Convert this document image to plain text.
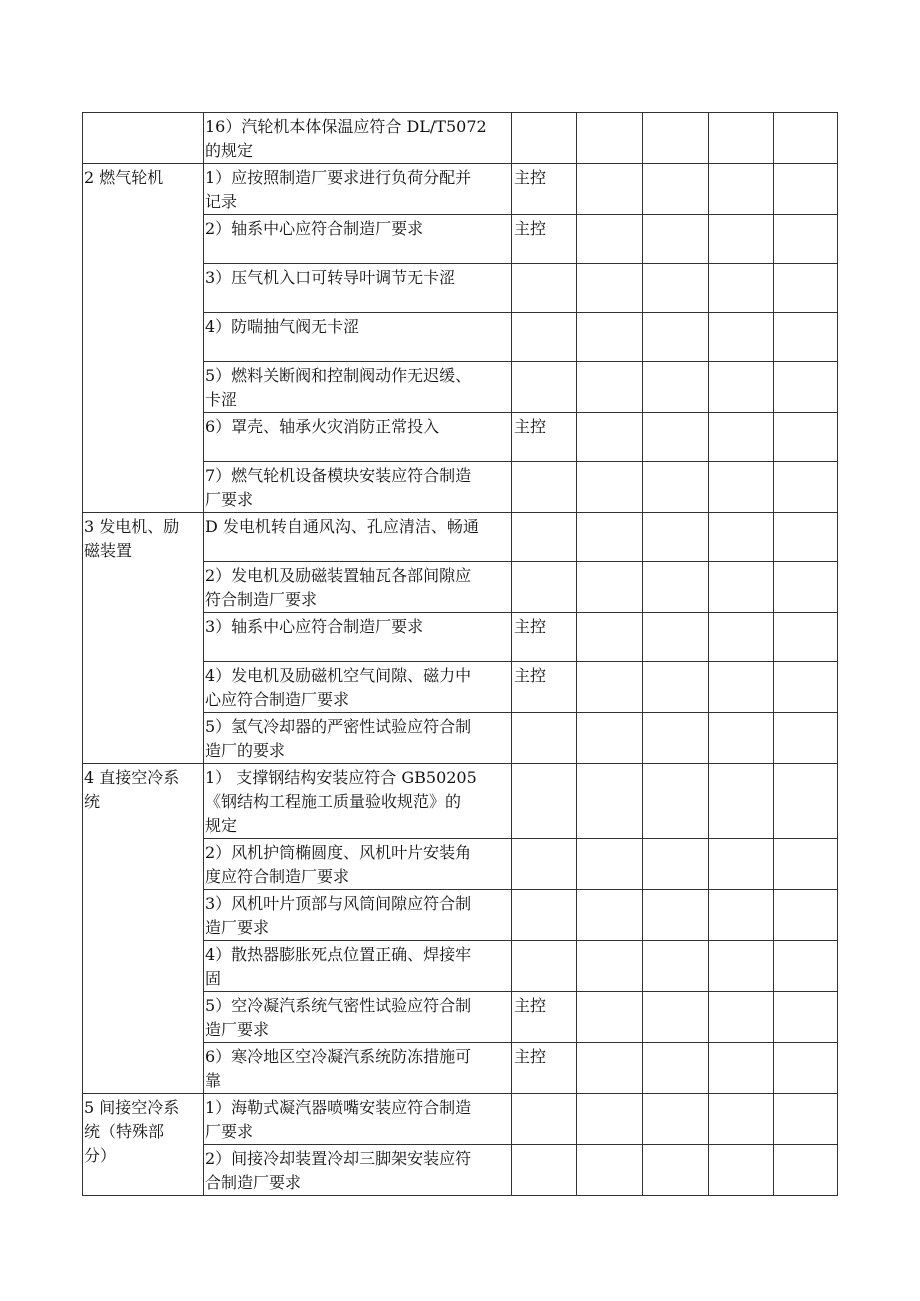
	16）汽轮机本体保温应符合 DL/T5072
的规定					
2 燃气轮机	1）应按照制造厂要求进行负荷分配并
记录	主控				
	2）轴系中心应符合制造厂要求	主控				
	3）压气机入口可转导叶调节无卡涩					
	4）防喘抽气阀无卡涩					
	5）燃料关断阀和控制阀动作无迟缓、
卡涩					
	6）罩壳、轴承火灾消防正常投入	主控				
	7）燃气轮机设备模块安装应符合制造
厂要求					
3 发电机、励
磁装置	D 发电机转自通风沟、孔应清洁、畅通					
	2）发电机及励磁装置轴瓦各部间隙应
符合制造厂要求					
	3）轴系中心应符合制造厂要求	主控				
	4）发电机及励磁机空气间隙、磁力中
心应符合制造厂要求	主控				
	5）氢气冷却器的严密性试验应符合制
造厂的要求					
4 直接空冷系
统	1） 支撑钢结构安装应符合 GB50205
《钢结构工程施工质量验收规范》的
规定					
	2）风机护筒椭圆度、风机叶片安装角
度应符合制造厂要求					
	3）风机叶片顶部与风筒间隙应符合制
造厂要求					
	4）散热器膨胀死点位置正确、焊接牢
固					
	5）空冷凝汽系统气密性试验应符合制
造厂要求	主控				
	6）寒冷地区空冷凝汽系统防冻措施可
靠	主控				
5 间接空冷系
统（特殊部
分）	1）海勒式凝汽器喷嘴安装应符合制造
厂要求					
	2）间接冷却装置冷却三脚架安装应符
合制造厂要求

[WHAT TO DO]: All the records above need to be given again word for word. Skip the pictures.

[WORKED SOLUTION]:
Convert this document image to plain text.
	16）汽轮机本体保温应符合 DL/T5072
的规定					
2 燃气轮机	1）应按照制造厂要求进行负荷分配并
记录	主控				
	2）轴系中心应符合制造厂要求	主控				
	3）压气机入口可转导叶调节无卡涩					
	4）防喘抽气阀无卡涩					
	5）燃料关断阀和控制阀动作无迟缓、
卡涩					
	6）罩壳、轴承火灾消防正常投入	主控				
	7）燃气轮机设备模块安装应符合制造
厂要求					
3 发电机、励
磁装置	D 发电机转自通风沟、孔应清洁、畅通					
	2）发电机及励磁装置轴瓦各部间隙应
符合制造厂要求					
	3）轴系中心应符合制造厂要求	主控				
	4）发电机及励磁机空气间隙、磁力中
心应符合制造厂要求	主控				
	5）氢气冷却器的严密性试验应符合制
造厂的要求					
4 直接空冷系
统	1） 支撑钢结构安装应符合 GB50205
《钢结构工程施工质量验收规范》的
规定					
	2）风机护筒椭圆度、风机叶片安装角
度应符合制造厂要求					
	3）风机叶片顶部与风筒间隙应符合制
造厂要求					
	4）散热器膨胀死点位置正确、焊接牢
固					
	5）空冷凝汽系统气密性试验应符合制
造厂要求	主控				
	6）寒冷地区空冷凝汽系统防冻措施可
靠	主控				
5 间接空冷系
统（特殊部
分）	1）海勒式凝汽器喷嘴安装应符合制造
厂要求					
	2）间接冷却装置冷却三脚架安装应符
合制造厂要求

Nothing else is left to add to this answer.